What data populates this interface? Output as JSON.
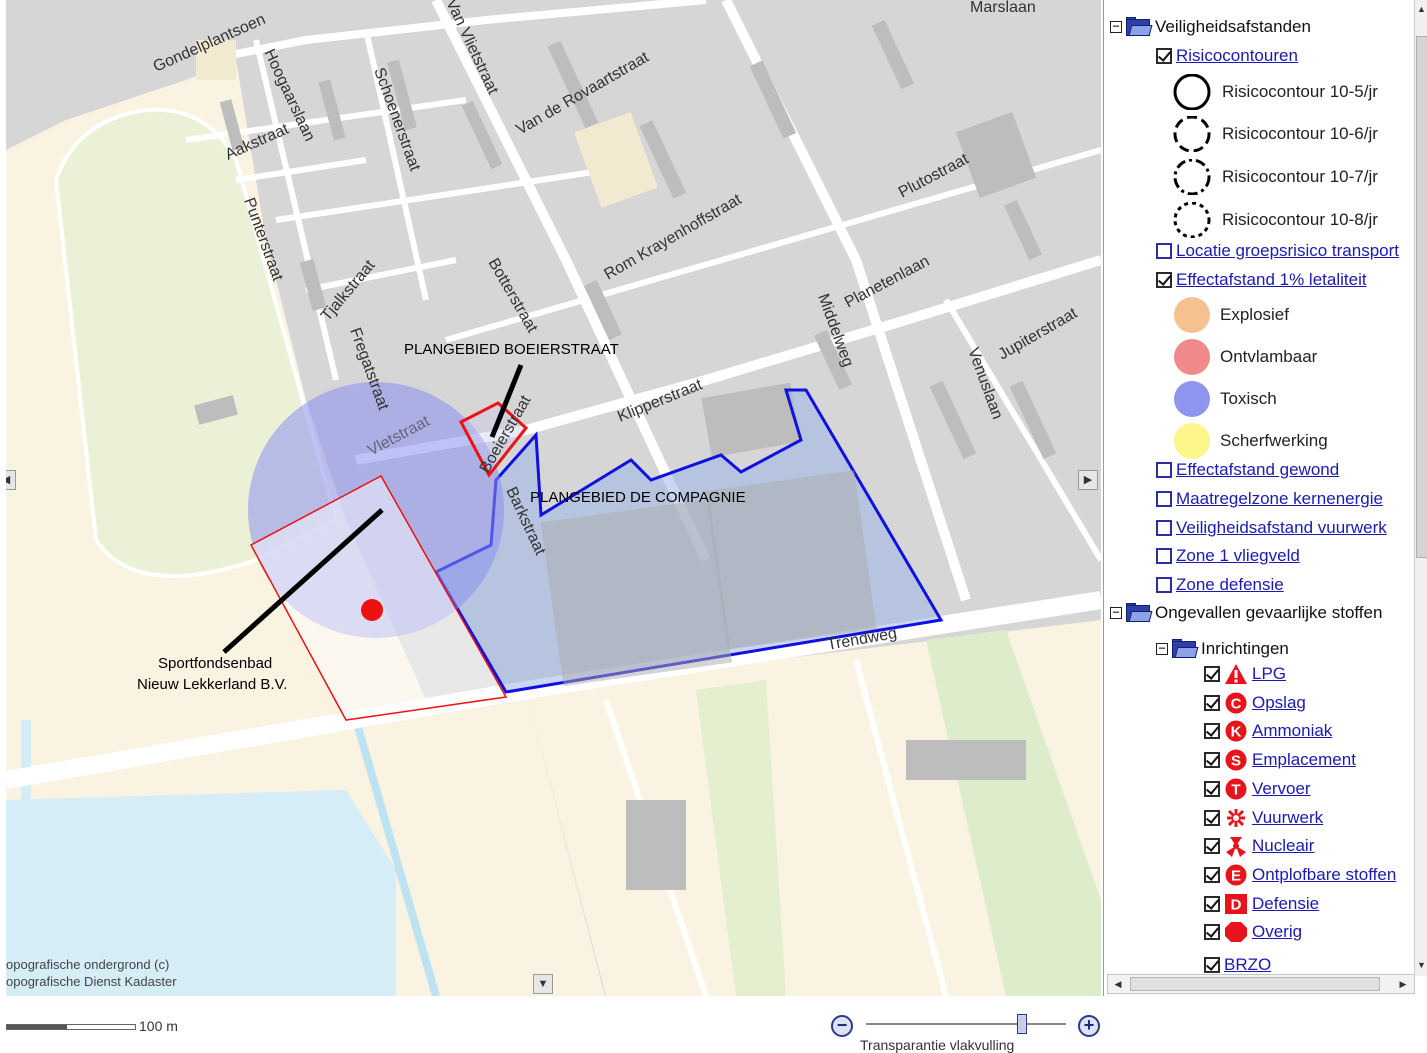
{
  "map": {
    "streets": [
      "Marslaan",
      "Gondelplantsoen",
      "Hoogaarslaan",
      "Aakstraat",
      "Schoenerstraat",
      "Van Vlietstraat",
      "Van de Rovaartstraat",
      "Punterstraat",
      "Tjalkstraat",
      "Fregatstraat",
      "Botterstraat",
      "Rom Krayenhoffstraat",
      "Plutostraat",
      "Planetenlaan",
      "Middelweg",
      "Jupiterstraat",
      "Venuslaan",
      "Klipperstraat",
      "Vletstraat",
      "Boeierstraat",
      "Barkstraat",
      "Trendweg"
    ],
    "labels": {
      "plangebied_boeierstraat": "PLANGEBIED BOEIERSTRAAT",
      "plangebied_compagnie": "PLANGEBIED DE COMPAGNIE",
      "sportfondsenbad_1": "Sportfondsenbad",
      "sportfondsenbad_2": "Nieuw Lekkerland B.V."
    },
    "credit_1": "opografische ondergrond (c)",
    "credit_2": "opografische Dienst Kadaster",
    "arrow_right": "▶",
    "arrow_down": "▼",
    "arrow_left": "◀"
  },
  "legend": {
    "group1": {
      "title": "Veiligheidsafstanden",
      "expander": "−"
    },
    "risicocontouren": "Risicocontouren",
    "contours": [
      "Risicocontour 10-5/jr",
      "Risicocontour 10-6/jr",
      "Risicocontour 10-7/jr",
      "Risicocontour 10-8/jr"
    ],
    "locatie": "Locatie groepsrisico transport",
    "effectafstand": "Effectafstand 1% letaliteit",
    "effects": [
      "Explosief",
      "Ontvlambaar",
      "Toxisch",
      "Scherfwerking"
    ],
    "effect_colors": [
      "#f5c28f",
      "#f08a8a",
      "#8f94ee",
      "#fbf58a"
    ],
    "layers_unchecked": [
      "Effectafstand gewond",
      "Maatregelzone kernenergie",
      "Veiligheidsafstand vuurwerk",
      "Zone 1 vliegveld",
      "Zone defensie"
    ],
    "group2": {
      "title": "Ongevallen gevaarlijke stoffen",
      "expander": "−"
    },
    "inrichtingen": {
      "title": "Inrichtingen",
      "expander": "−"
    },
    "items": [
      {
        "label": "LPG",
        "icon": "triangle-warning-icon"
      },
      {
        "label": "Opslag",
        "icon": "circle-c-icon",
        "letter": "C"
      },
      {
        "label": "Ammoniak",
        "icon": "circle-k-icon",
        "letter": "K"
      },
      {
        "label": "Emplacement",
        "icon": "circle-s-icon",
        "letter": "S"
      },
      {
        "label": "Vervoer",
        "icon": "circle-t-icon",
        "letter": "T"
      },
      {
        "label": "Vuurwerk",
        "icon": "firework-icon"
      },
      {
        "label": "Nucleair",
        "icon": "nuclear-icon"
      },
      {
        "label": "Ontplofbare stoffen",
        "icon": "circle-e-icon",
        "letter": "E"
      },
      {
        "label": "Defensie",
        "icon": "square-d-icon",
        "letter": "D"
      },
      {
        "label": "Overig",
        "icon": "octagon-icon"
      }
    ],
    "brzo": "BRZO",
    "icon_color": "#e8131b"
  },
  "footer": {
    "scale_label": "100 m",
    "transparency_label": "Transparantie vlakvulling",
    "zoom_out": "−",
    "zoom_in": "+",
    "transparency_value": 0.78
  }
}
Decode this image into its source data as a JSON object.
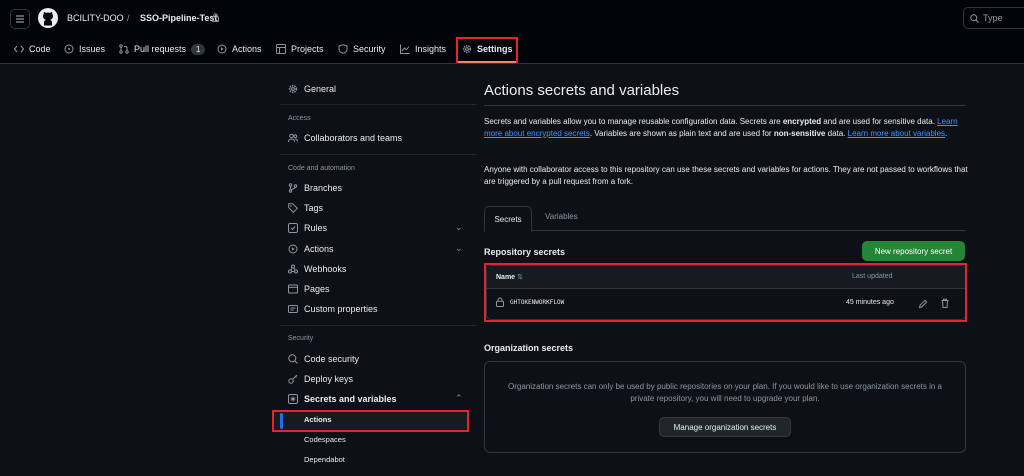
{
  "header": {
    "owner": "BCILITY-DOO",
    "separator": "/",
    "repo": "SSO-Pipeline-Test",
    "search_label": "Type"
  },
  "tabs": [
    {
      "label": "Code"
    },
    {
      "label": "Issues"
    },
    {
      "label": "Pull requests",
      "count": "1"
    },
    {
      "label": "Actions"
    },
    {
      "label": "Projects"
    },
    {
      "label": "Security"
    },
    {
      "label": "Insights"
    },
    {
      "label": "Settings"
    }
  ],
  "sidebar": {
    "general": "General",
    "access_heading": "Access",
    "collaborators": "Collaborators and teams",
    "code_heading": "Code and automation",
    "branches": "Branches",
    "tags": "Tags",
    "rules": "Rules",
    "actions": "Actions",
    "webhooks": "Webhooks",
    "pages": "Pages",
    "custom_properties": "Custom properties",
    "security_heading": "Security",
    "code_security": "Code security",
    "deploy_keys": "Deploy keys",
    "secrets_vars": "Secrets and variables",
    "sub_actions": "Actions",
    "sub_codespaces": "Codespaces",
    "sub_dependabot": "Dependabot"
  },
  "main": {
    "title": "Actions secrets and variables",
    "p1_a": "Secrets and variables allow you to manage reusable configuration data. Secrets are ",
    "p1_b": "encrypted",
    "p1_c": " and are used for sensitive data. ",
    "p1_link1": "Learn more about encrypted secrets",
    "p1_d": ". Variables are shown as plain text and are used for ",
    "p1_e": "non-sensitive",
    "p1_f": " data. ",
    "p1_link2": "Learn more about variables",
    "p1_g": ".",
    "p2": "Anyone with collaborator access to this repository can use these secrets and variables for actions. They are not passed to workflows that are triggered by a pull request from a fork.",
    "tab_secrets": "Secrets",
    "tab_variables": "Variables",
    "repo_secrets_title": "Repository secrets",
    "new_secret_button": "New repository secret",
    "col_name": "Name",
    "col_updated": "Last updated",
    "secret_row": {
      "name": "GHTOKENWORKFLOW",
      "updated": "45 minutes ago"
    },
    "org_secrets_title": "Organization secrets",
    "org_text": "Organization secrets can only be used by public repositories on your plan. If you would like to use organization secrets in a private repository, you will need to upgrade your plan.",
    "manage_button": "Manage organization secrets"
  },
  "colors": {
    "background": "#0d1117",
    "header": "#010409",
    "accent_link": "#4493f8",
    "primary_button": "#238636",
    "highlight_outline": "#e5252d"
  }
}
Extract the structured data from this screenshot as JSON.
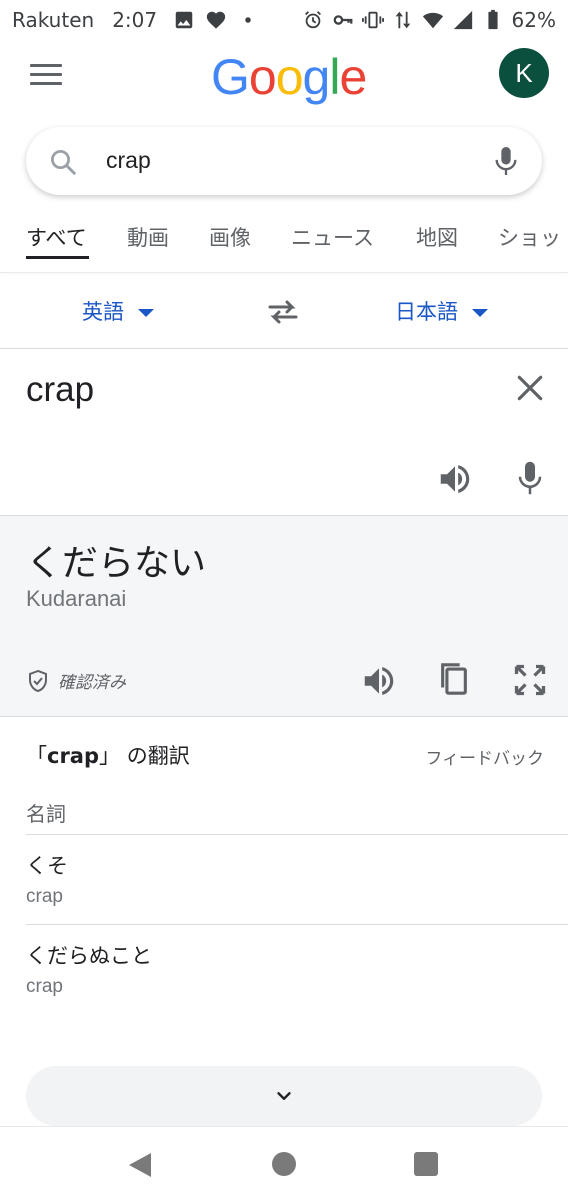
{
  "status_bar": {
    "carrier": "Rakuten",
    "time": "2:07",
    "battery": "62%"
  },
  "header": {
    "logo": [
      "G",
      "o",
      "o",
      "g",
      "l",
      "e"
    ],
    "avatar_letter": "K"
  },
  "search": {
    "query": "crap"
  },
  "tabs": [
    {
      "label": "すべて"
    },
    {
      "label": "動画"
    },
    {
      "label": "画像"
    },
    {
      "label": "ニュース"
    },
    {
      "label": "地図"
    },
    {
      "label": "ショッ"
    }
  ],
  "translator": {
    "source_lang": "英語",
    "target_lang": "日本語",
    "source_text": "crap",
    "result_text": "くだらない",
    "romanization": "Kudaranai",
    "verified_label": "確認済み"
  },
  "translations": {
    "title_prefix": "「",
    "title_word": "crap",
    "title_suffix": "」 の翻訳",
    "feedback": "フィードバック",
    "part_of_speech": "名詞",
    "entries": [
      {
        "word": "くそ",
        "reverse": "crap"
      },
      {
        "word": "くだらぬこと",
        "reverse": "crap"
      }
    ]
  },
  "colors": {
    "accent_blue": "#1a56c6",
    "avatar_bg": "#0b4f3f",
    "result_bg": "#f5f6f8"
  }
}
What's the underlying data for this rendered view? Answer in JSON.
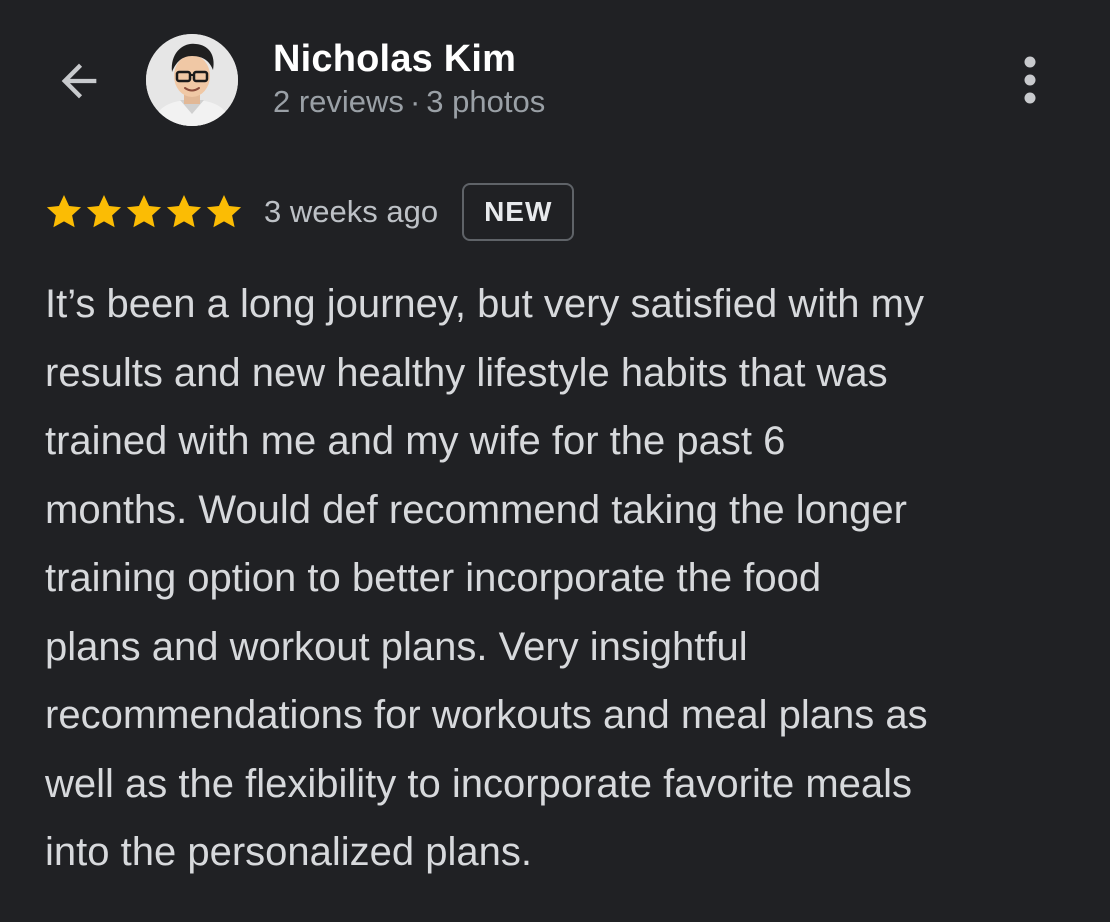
{
  "header": {
    "back_icon": "arrow-back-icon",
    "avatar_icon": "profile-photo",
    "reviewer_name": "Nicholas Kim",
    "reviews_count": "2 reviews",
    "separator": "·",
    "photos_count": "3 photos",
    "more_icon": "more-vert-icon"
  },
  "review": {
    "rating": 5,
    "rating_max": 5,
    "star_color": "#fbbc04",
    "time_ago": "3 weeks ago",
    "badge": "NEW",
    "lines": [
      "It’s been a long journey, but very satisfied with my",
      "results and new healthy lifestyle habits that was",
      "trained with me and my wife for the past 6",
      "months. Would def recommend taking the longer",
      "training option to better incorporate the food",
      "plans and workout plans. Very insightful",
      "recommendations for workouts and meal plans as",
      "well as the flexibility to incorporate favorite meals",
      "into the personalized plans."
    ]
  },
  "colors": {
    "background": "#202124",
    "primary_text": "#ffffff",
    "secondary_text": "#9aa0a6",
    "body_text": "#d7d9dc"
  }
}
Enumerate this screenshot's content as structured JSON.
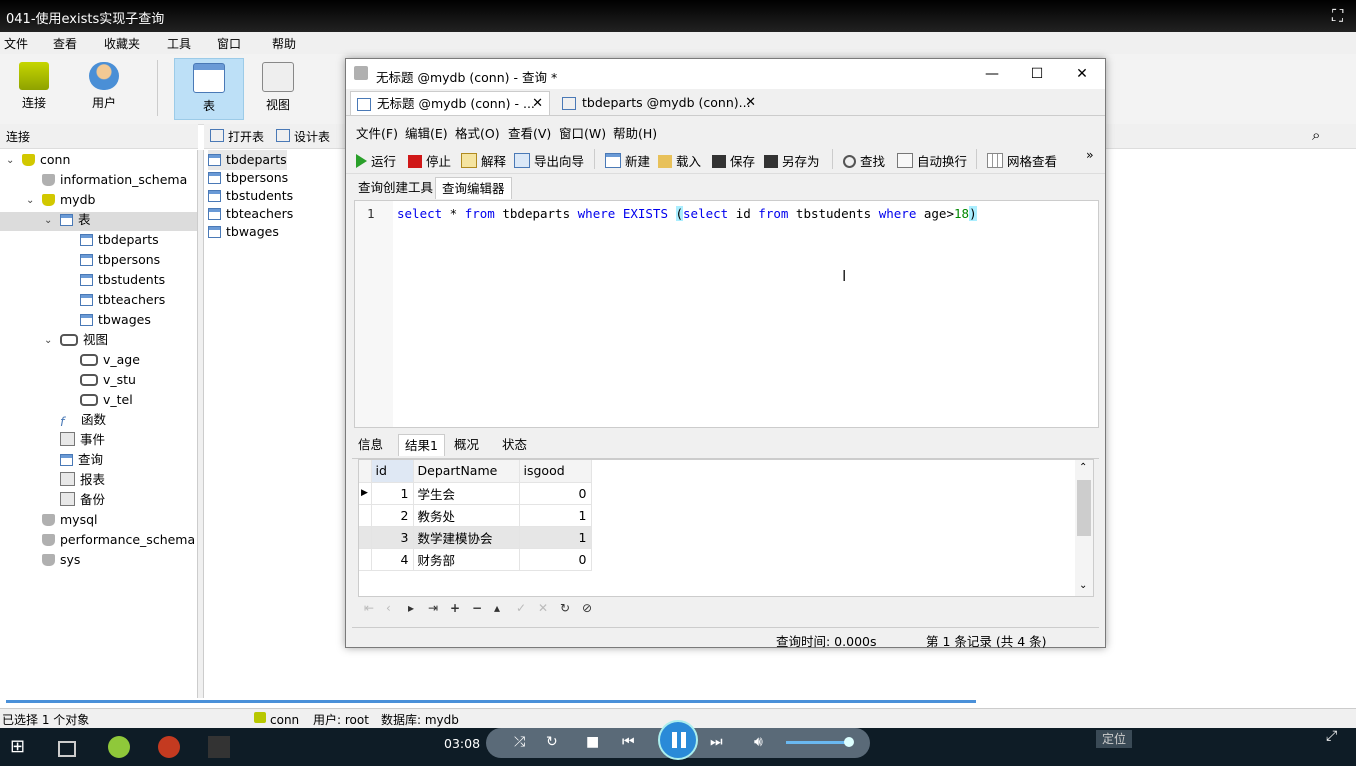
{
  "video": {
    "title": "041-使用exists实现子查询",
    "time": "03:08",
    "locate_label": "定位"
  },
  "menu": [
    "文件",
    "查看",
    "收藏夹",
    "工具",
    "窗口",
    "帮助"
  ],
  "toolbar": [
    {
      "label": "连接",
      "icon": "connect-icon"
    },
    {
      "label": "用户",
      "icon": "user-icon"
    },
    {
      "label": "表",
      "icon": "table-icon",
      "selected": true
    },
    {
      "label": "视图",
      "icon": "view-icon"
    }
  ],
  "conn_header": "连接",
  "obj_toolbar": {
    "open": "打开表",
    "design": "设计表"
  },
  "tree": {
    "conn": "conn",
    "information_schema": "information_schema",
    "mydb": "mydb",
    "tables_label": "表",
    "tables": [
      "tbdeparts",
      "tbpersons",
      "tbstudents",
      "tbteachers",
      "tbwages"
    ],
    "views_label": "视图",
    "views": [
      "v_age",
      "v_stu",
      "v_tel"
    ],
    "functions": "函数",
    "events": "事件",
    "queries": "查询",
    "reports": "报表",
    "backup": "备份",
    "mysql": "mysql",
    "performance_schema": "performance_schema",
    "sys": "sys"
  },
  "objects": [
    "tbdeparts",
    "tbpersons",
    "tbstudents",
    "tbteachers",
    "tbwages"
  ],
  "status": {
    "selected": "已选择 1 个对象",
    "conn": "conn",
    "user": "用户: root",
    "db": "数据库: mydb"
  },
  "query_window": {
    "title": "无标题 @mydb (conn) - 查询 *",
    "tabs": [
      "无标题 @mydb (conn) - ...",
      "tbdeparts @mydb (conn)..."
    ],
    "menu": [
      "文件(F)",
      "编辑(E)",
      "格式(O)",
      "查看(V)",
      "窗口(W)",
      "帮助(H)"
    ],
    "tools": [
      "运行",
      "停止",
      "解释",
      "导出向导",
      "新建",
      "载入",
      "保存",
      "另存为",
      "查找",
      "自动换行",
      "网格查看"
    ],
    "subtabs": [
      "查询创建工具",
      "查询编辑器"
    ],
    "line_number": "1",
    "sql": {
      "t1": "select",
      "t2": " * ",
      "t3": "from",
      "t4": " tbdeparts ",
      "t5": "where",
      "t6": " ",
      "t7": "EXISTS",
      "t8": " ",
      "t9": "(",
      "t10": "select",
      "t11": " id ",
      "t12": "from",
      "t13": " tbstudents ",
      "t14": "where",
      "t15": " age>",
      "t16": "18",
      "t17": ")"
    },
    "result_tabs": [
      "信息",
      "结果1",
      "概况",
      "状态"
    ],
    "columns": [
      "id",
      "DepartName",
      "isgood"
    ],
    "rows": [
      {
        "id": "1",
        "DepartName": "学生会",
        "isgood": "0"
      },
      {
        "id": "2",
        "DepartName": "教务处",
        "isgood": "1"
      },
      {
        "id": "3",
        "DepartName": "数学建模协会",
        "isgood": "1"
      },
      {
        "id": "4",
        "DepartName": "财务部",
        "isgood": "0"
      }
    ],
    "query_time": "查询时间: 0.000s",
    "record_info": "第 1 条记录 (共 4 条)"
  }
}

◆ ◆ ◆ ◆

- _Task statement_: Take every line from the data that contains the word "PLANGEBIED".

- _Worked solution_:
      "plangebied_boeierstraat": "PLANGEBIED BOEIERSTRAAT",
      "plangebied_compagnie": "PLANGEBIED DE COMPAGNIE",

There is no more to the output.